EXERCISE:
From the listing below, pull out the lines that hold "this".

EXERCISE MATERIAL:
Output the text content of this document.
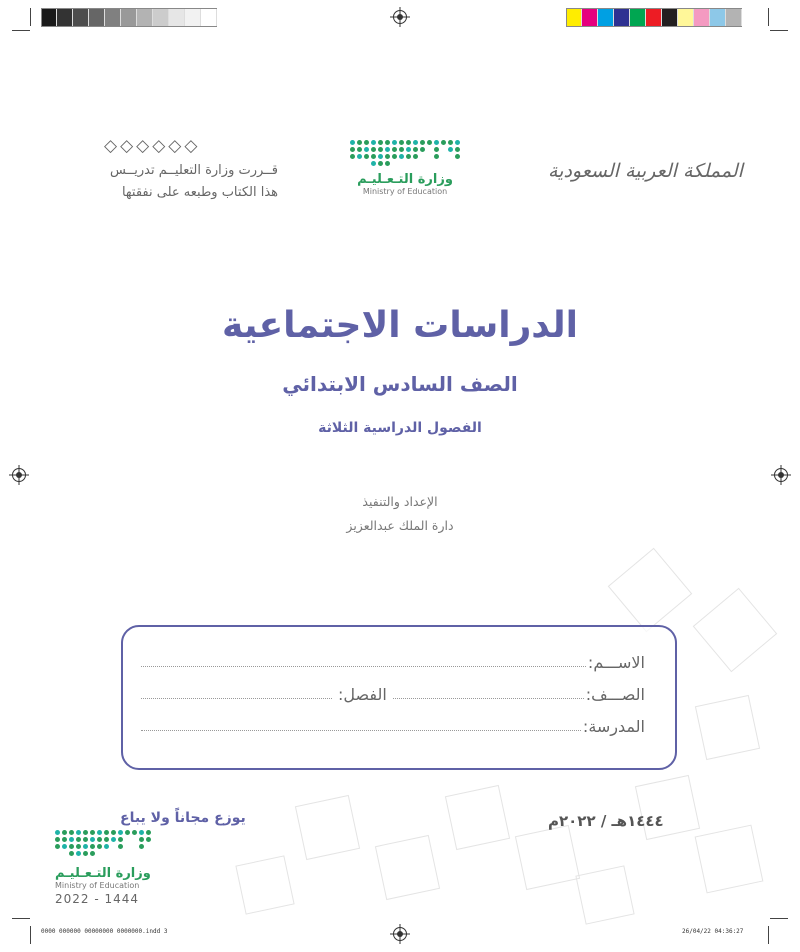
◇◇◇◇◇◇
قــررت وزارة التعليــم تدريــس
هذا الكتاب وطبعه على نفقتها
وزارة التـعـليـم
Ministry of Education
المملكة العربية السعودية
الدراسات الاجتماعية
الصف السادس الابتدائي
الفصول الدراسية الثلاثة
الإعداد والتنفيذ
دارة الملك عبدالعزيز
الاســـم:
الصـــف:
الفصل:
المدرسة:
يوزع مجاناً ولا يباع	١٤٤٤هـ / ٢٠٢٢م
وزارة التـعـليـم
Ministry of Education
2022 - 1444
0000 000000 00000000 0000000.indd 3	26/04/22 04:36:27
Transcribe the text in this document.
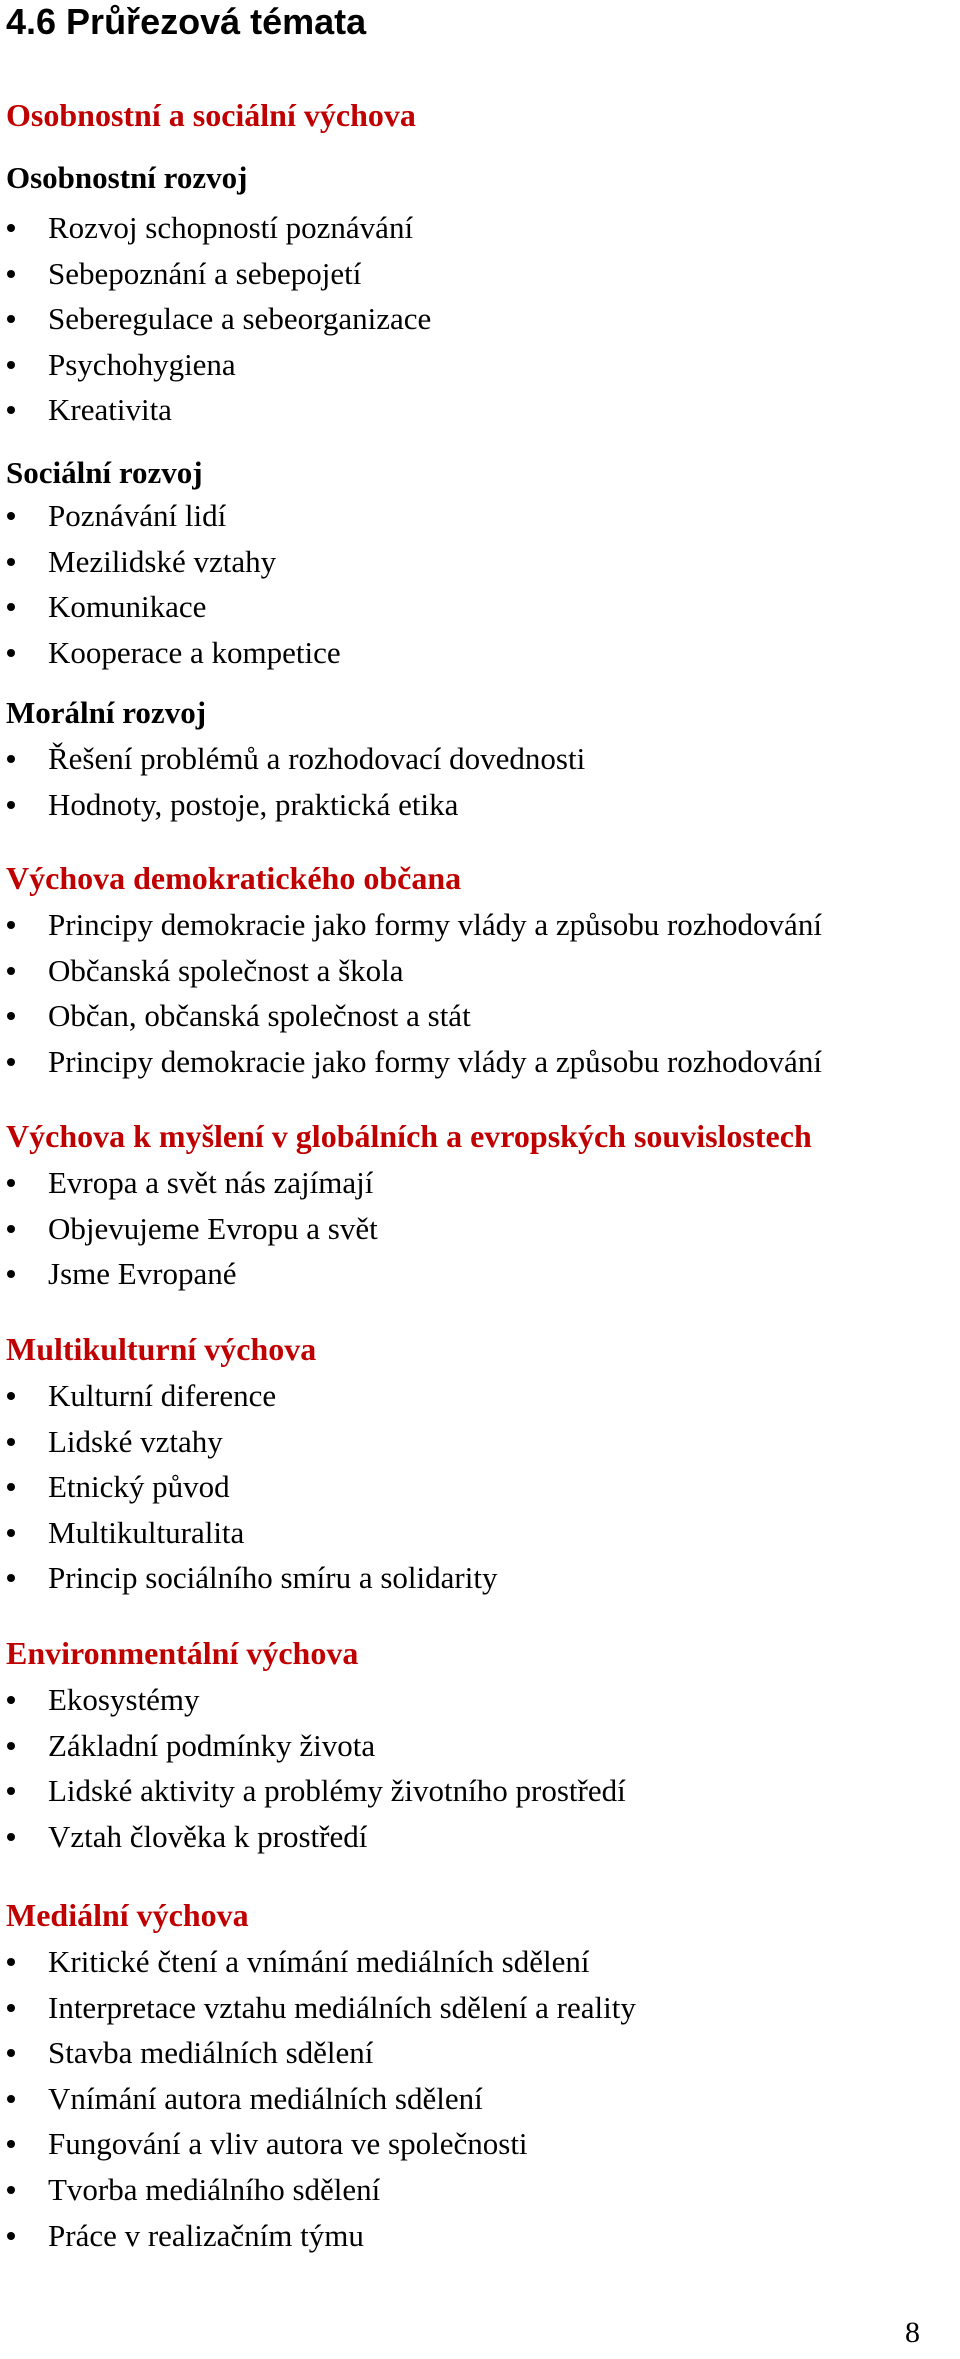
4.6 Průřezová témata
Osobnostní a sociální výchova
Osobnostní rozvoj
Rozvoj schopností poznávání
Sebepoznání a sebepojetí
Seberegulace a sebeorganizace
Psychohygiena
Kreativita
Sociální rozvoj
Poznávání lidí
Mezilidské vztahy
Komunikace
Kooperace a kompetice
Morální rozvoj
Řešení problémů a rozhodovací dovednosti
Hodnoty, postoje, praktická etika
Výchova demokratického občana
Principy demokracie jako formy vlády a způsobu rozhodování
Občanská společnost a škola
Občan, občanská společnost a stát
Principy demokracie jako formy vlády a způsobu rozhodování
Výchova k myšlení v globálních a evropských souvislostech
Evropa a svět nás zajímají
Objevujeme Evropu a svět
Jsme Evropané
Multikulturní výchova
Kulturní diference
Lidské vztahy
Etnický původ
Multikulturalita
Princip sociálního smíru a solidarity
Environmentální výchova
Ekosystémy
Základní podmínky života
Lidské aktivity a problémy životního prostředí
Vztah člověka k prostředí
Mediální výchova
Kritické čtení a vnímání mediálních sdělení
Interpretace vztahu mediálních sdělení a reality
Stavba mediálních sdělení
Vnímání autora mediálních sdělení
Fungování a vliv autora ve společnosti
Tvorba mediálního sdělení
Práce v realizačním týmu
8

FINAL RESULT:
Output the text content of this document.
Transcribe the text in this document.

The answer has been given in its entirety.